Stated exercise>
Retype every entry exactly, character for character.

____________________

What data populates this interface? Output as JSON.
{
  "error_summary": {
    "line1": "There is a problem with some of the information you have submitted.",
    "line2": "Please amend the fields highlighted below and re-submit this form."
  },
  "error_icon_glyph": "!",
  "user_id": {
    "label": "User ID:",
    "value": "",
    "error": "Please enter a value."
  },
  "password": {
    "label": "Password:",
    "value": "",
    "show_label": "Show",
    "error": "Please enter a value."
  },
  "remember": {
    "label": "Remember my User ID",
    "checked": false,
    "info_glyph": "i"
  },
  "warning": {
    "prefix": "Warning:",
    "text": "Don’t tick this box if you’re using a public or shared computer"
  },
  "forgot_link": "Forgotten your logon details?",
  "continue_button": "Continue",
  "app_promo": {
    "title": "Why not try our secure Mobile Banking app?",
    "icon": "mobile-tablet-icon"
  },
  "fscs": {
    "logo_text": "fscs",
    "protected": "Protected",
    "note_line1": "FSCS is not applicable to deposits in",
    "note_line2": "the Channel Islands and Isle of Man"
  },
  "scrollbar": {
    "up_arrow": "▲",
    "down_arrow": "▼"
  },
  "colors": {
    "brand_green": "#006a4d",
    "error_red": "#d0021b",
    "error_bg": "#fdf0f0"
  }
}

____________________

Output of the exercise>
What data populates this interface? Output as JSON.
{
  "error_summary": {
    "line1": "There is a problem with some of the information you have submitted.",
    "line2": "Please amend the fields highlighted below and re-submit this form."
  },
  "error_icon_glyph": "!",
  "user_id": {
    "label": "User ID:",
    "value": "",
    "error": "Please enter a value."
  },
  "password": {
    "label": "Password:",
    "value": "",
    "show_label": "Show",
    "error": "Please enter a value."
  },
  "remember": {
    "label": "Remember my User ID",
    "checked": false,
    "info_glyph": "i"
  },
  "warning": {
    "prefix": "Warning:",
    "text": "Don’t tick this box if you’re using a public or shared computer"
  },
  "forgot_link": "Forgotten your logon details?",
  "continue_button": "Continue",
  "app_promo": {
    "title": "Why not try our secure Mobile Banking app?",
    "icon": "mobile-tablet-icon"
  },
  "fscs": {
    "logo_text": "fscs",
    "protected": "Protected",
    "note_line1": "FSCS is not applicable to deposits in",
    "note_line2": "the Channel Islands and Isle of Man"
  },
  "scrollbar": {
    "up_arrow": "▲",
    "down_arrow": "▼"
  },
  "colors": {
    "brand_green": "#006a4d",
    "error_red": "#d0021b",
    "error_bg": "#fdf0f0"
  }
}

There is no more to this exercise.